> TEXTE DE LA PAGE
————
Debord n’aimait que ceux qui voulaient saper l’ordre existant. Il a vécu la vie que nous aurions voulu vivre, nous confie Laurent Jullier, bonne chère, amitiés sincères, révolution d’arrière-salle de brasserie. Debord dit nos frustrations, nous venge des humiliations. Mais ça, ajoute-t-il, ce n’est pas le vrai Debord, c’est celui qu’il a voulu nous donner mais en vrai, notre héros a vécu la vie petite-bourgeoise commune à la plupart d’entre nous. Il lisait France-Soir tous les jours, appréciait Trust et Renaud et à la fin de ses jours fraternisait avec des inconnus qu’il rencontrait dans son bar de la rue Dauphine, et ce qu’il y a de remarquable dans sa vie, c’est que spectaculaire, il ne le fut pas, qu’il n’a pas offert de gages aux divers média d’époque, qu’on ne l’a jamais vu à la télévision ou en une de Paris-Match, qu’il est toujours resté dans l’ombre, mauvaise conscience de son temps.

La conclusion du commentateur

Les situationnistes savaient au fond d’eux-mêmes qu’ils ne gagneraient jamais, dit-il. Il y avait un fossé entre le prolétariat international et eux. Ils pensaient la question religieuse résolue, elle ne l’était pas. Déplorer le manque d’authenticité et le frelaté deviendrait au XXIème siècle le cliché par excellence de tous les réacs. La critique de la consommation est à présent un topos fatigué. Qui ne vilipende pas les médias, les selfies, les tweets, les posts, les influenceurs ou la dictature du look aujourd’hui?
————
> DONNÉES EXTRAITES
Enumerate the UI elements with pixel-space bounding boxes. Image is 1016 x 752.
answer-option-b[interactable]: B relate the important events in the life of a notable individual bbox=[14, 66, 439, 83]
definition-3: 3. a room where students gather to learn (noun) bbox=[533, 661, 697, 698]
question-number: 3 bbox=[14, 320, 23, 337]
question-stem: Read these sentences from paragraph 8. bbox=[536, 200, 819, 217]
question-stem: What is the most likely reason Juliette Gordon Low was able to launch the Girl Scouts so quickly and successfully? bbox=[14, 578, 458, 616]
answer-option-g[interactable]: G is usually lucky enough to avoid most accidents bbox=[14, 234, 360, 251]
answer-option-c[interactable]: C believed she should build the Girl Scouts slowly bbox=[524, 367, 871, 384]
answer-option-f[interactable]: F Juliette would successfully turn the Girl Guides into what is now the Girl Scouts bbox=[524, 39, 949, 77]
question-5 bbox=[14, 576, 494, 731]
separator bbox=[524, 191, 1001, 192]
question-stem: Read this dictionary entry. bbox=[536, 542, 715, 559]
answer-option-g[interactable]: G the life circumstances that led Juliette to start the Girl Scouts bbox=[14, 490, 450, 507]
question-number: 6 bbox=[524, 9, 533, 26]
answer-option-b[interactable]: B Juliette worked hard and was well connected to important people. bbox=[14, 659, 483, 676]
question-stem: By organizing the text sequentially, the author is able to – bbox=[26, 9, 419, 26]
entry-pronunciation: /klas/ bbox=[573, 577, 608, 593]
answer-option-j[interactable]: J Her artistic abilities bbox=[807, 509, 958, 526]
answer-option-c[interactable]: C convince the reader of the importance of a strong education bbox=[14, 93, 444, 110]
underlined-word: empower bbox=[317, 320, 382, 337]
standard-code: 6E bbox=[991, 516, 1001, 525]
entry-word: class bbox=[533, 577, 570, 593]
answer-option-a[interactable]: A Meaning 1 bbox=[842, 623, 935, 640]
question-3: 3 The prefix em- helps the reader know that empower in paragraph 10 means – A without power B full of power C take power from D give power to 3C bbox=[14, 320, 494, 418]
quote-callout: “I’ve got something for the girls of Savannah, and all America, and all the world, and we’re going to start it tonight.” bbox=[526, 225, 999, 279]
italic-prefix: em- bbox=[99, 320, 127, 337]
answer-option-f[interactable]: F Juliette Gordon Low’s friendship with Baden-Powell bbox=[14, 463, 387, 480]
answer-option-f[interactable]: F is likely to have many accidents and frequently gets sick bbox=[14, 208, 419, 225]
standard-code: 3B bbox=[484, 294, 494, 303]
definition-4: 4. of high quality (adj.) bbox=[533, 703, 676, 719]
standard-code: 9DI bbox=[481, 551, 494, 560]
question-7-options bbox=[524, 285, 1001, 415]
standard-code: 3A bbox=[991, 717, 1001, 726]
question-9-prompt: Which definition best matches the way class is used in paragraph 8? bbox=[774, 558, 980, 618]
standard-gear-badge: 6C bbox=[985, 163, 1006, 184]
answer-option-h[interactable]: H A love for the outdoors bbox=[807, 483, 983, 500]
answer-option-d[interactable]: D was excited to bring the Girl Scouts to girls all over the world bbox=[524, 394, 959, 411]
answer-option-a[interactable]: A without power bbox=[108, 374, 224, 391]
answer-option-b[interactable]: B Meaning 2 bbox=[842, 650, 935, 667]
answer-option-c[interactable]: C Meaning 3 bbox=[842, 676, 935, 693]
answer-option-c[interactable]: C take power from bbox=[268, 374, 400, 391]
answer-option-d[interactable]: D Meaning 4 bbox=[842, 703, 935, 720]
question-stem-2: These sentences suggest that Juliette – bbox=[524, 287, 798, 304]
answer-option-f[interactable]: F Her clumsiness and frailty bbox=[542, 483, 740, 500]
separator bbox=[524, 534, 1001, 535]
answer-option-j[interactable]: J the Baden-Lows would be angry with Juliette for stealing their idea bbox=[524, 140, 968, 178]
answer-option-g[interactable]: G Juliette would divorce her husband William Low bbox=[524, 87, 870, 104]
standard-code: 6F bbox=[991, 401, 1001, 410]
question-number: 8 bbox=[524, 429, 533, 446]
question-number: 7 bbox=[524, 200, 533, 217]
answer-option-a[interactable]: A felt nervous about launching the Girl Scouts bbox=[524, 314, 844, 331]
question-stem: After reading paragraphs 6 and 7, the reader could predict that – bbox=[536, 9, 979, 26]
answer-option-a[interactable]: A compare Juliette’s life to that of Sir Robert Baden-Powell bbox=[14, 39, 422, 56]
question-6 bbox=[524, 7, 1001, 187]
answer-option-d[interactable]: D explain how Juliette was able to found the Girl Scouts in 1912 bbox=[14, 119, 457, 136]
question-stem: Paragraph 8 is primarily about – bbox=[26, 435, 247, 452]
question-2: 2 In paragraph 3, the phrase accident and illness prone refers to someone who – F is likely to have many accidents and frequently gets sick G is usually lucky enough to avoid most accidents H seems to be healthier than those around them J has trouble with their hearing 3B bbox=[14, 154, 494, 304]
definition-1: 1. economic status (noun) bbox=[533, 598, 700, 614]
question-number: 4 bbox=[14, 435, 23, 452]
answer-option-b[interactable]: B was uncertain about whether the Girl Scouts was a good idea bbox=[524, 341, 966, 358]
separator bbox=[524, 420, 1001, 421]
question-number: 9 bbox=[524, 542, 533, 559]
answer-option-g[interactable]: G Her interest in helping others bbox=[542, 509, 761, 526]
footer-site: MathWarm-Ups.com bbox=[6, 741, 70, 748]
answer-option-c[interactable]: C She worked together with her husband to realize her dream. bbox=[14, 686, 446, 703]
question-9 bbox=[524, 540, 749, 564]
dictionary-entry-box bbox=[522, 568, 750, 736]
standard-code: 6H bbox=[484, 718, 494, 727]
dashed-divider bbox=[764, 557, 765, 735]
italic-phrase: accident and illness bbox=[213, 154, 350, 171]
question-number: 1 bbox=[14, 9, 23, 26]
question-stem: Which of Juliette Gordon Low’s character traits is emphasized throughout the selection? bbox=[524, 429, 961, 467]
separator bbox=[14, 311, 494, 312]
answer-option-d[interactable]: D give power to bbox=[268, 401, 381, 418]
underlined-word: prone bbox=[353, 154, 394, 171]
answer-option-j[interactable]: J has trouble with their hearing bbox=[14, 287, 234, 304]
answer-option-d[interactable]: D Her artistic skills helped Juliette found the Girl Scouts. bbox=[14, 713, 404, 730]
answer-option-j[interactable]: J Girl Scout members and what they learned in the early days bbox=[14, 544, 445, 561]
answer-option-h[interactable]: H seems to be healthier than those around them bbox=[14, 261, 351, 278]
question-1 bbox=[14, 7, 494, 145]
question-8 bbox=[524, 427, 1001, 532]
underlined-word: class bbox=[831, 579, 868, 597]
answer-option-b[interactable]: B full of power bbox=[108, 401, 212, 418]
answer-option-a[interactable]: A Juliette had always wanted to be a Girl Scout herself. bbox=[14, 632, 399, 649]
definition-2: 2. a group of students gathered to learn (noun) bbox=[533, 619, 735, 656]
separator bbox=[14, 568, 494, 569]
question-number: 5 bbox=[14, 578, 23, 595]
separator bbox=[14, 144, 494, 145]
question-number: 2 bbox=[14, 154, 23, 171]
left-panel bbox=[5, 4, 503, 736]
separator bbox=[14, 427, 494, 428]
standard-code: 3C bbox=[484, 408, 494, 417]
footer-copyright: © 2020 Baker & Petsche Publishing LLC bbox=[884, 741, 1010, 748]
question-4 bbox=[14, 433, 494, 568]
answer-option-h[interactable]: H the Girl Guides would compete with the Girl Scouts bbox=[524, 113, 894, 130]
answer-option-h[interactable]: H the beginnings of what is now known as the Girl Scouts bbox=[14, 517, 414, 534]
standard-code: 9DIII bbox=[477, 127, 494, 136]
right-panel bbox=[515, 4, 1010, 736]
————
> CONSIGNE DÉTAILLÉE
D'après le texte sur Debord, quel journal lisait-il tous les jours ? Pour répondre, servez-vous uniquement du texte sur Debord.

> EXERCICE CORRIGÉ
Il lisait France-Soir.